* **Description of the task**: Copy each line below in which the word "профессиональное" occurs.

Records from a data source
* begin *
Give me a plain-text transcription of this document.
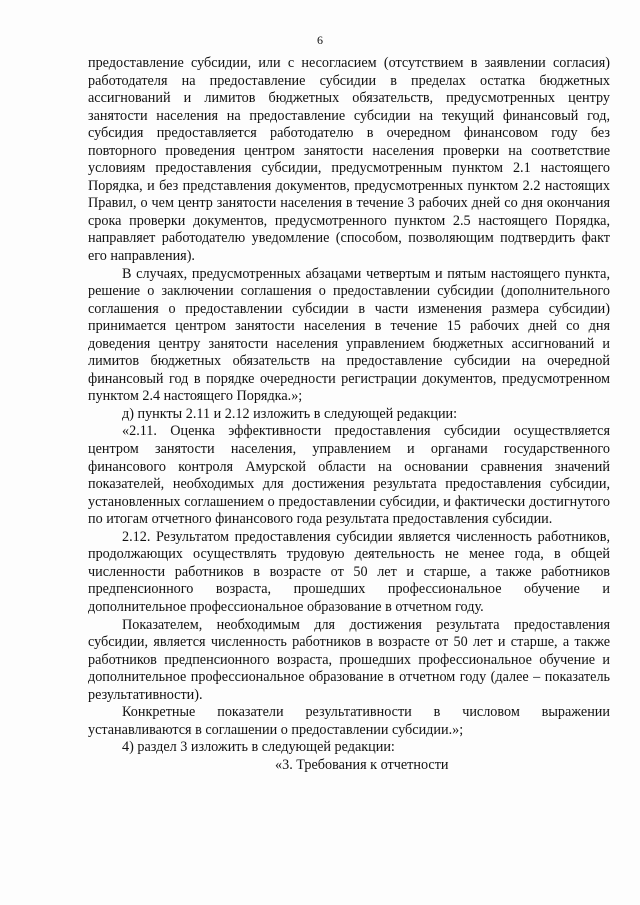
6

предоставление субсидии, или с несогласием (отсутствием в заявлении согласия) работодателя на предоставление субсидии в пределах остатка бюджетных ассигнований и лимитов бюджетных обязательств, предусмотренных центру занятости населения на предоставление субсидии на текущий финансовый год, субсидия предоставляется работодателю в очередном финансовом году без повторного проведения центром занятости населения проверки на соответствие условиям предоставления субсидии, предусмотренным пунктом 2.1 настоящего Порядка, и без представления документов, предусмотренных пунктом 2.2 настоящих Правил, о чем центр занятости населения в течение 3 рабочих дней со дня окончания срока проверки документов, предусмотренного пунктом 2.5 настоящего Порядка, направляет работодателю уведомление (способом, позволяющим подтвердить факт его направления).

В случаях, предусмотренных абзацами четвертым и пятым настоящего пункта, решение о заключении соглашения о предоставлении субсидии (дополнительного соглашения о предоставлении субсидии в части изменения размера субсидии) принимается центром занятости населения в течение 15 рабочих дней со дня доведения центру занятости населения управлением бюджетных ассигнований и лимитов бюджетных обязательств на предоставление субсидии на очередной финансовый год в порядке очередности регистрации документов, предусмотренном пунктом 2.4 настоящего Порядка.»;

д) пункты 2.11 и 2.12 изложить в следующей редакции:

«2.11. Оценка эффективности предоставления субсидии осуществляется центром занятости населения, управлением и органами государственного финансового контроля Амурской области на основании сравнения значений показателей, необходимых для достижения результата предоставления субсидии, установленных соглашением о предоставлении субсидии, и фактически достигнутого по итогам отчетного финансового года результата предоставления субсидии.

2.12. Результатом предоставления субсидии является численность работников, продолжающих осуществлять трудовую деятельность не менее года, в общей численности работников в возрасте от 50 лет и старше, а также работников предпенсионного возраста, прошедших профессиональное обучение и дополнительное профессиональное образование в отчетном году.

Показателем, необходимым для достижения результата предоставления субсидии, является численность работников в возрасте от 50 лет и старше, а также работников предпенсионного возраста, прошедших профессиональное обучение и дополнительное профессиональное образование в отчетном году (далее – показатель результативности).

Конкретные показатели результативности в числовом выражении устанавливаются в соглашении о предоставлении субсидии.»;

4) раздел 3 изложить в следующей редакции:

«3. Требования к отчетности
* end *
* begin *
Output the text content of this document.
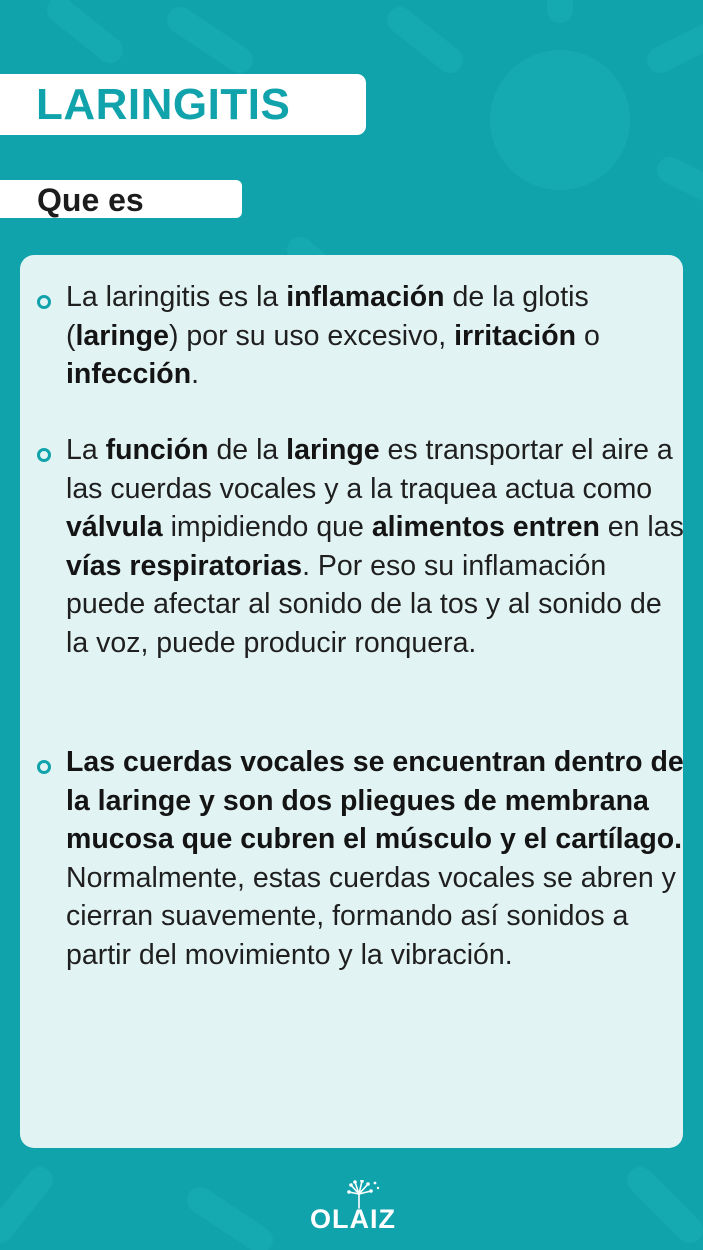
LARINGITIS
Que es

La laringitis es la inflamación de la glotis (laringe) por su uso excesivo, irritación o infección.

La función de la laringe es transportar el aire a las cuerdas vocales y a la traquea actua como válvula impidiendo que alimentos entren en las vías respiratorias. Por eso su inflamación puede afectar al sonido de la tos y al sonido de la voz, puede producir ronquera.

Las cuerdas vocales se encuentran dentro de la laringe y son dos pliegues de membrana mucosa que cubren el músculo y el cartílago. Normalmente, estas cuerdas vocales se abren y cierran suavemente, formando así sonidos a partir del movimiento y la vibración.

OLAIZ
* end *
* **Solution for this task**:
2.12. Результатом предоставления субсидии является численность работников, продолжающих осуществлять трудовую деятельность не менее года, в общей численности работников в возрасте от 50 лет и старше, а также работников предпенсионного возраста, прошедших профессиональное обучение и дополнительное профессиональное образование в отчетном году.
Показателем, необходимым для достижения результата предоставления субсидии, является численность работников в возрасте от 50 лет и старше, а также работников предпенсионного возраста, прошедших профессиональное обучение и дополнительное профессиональное образование в отчетном году (далее – показатель результативности).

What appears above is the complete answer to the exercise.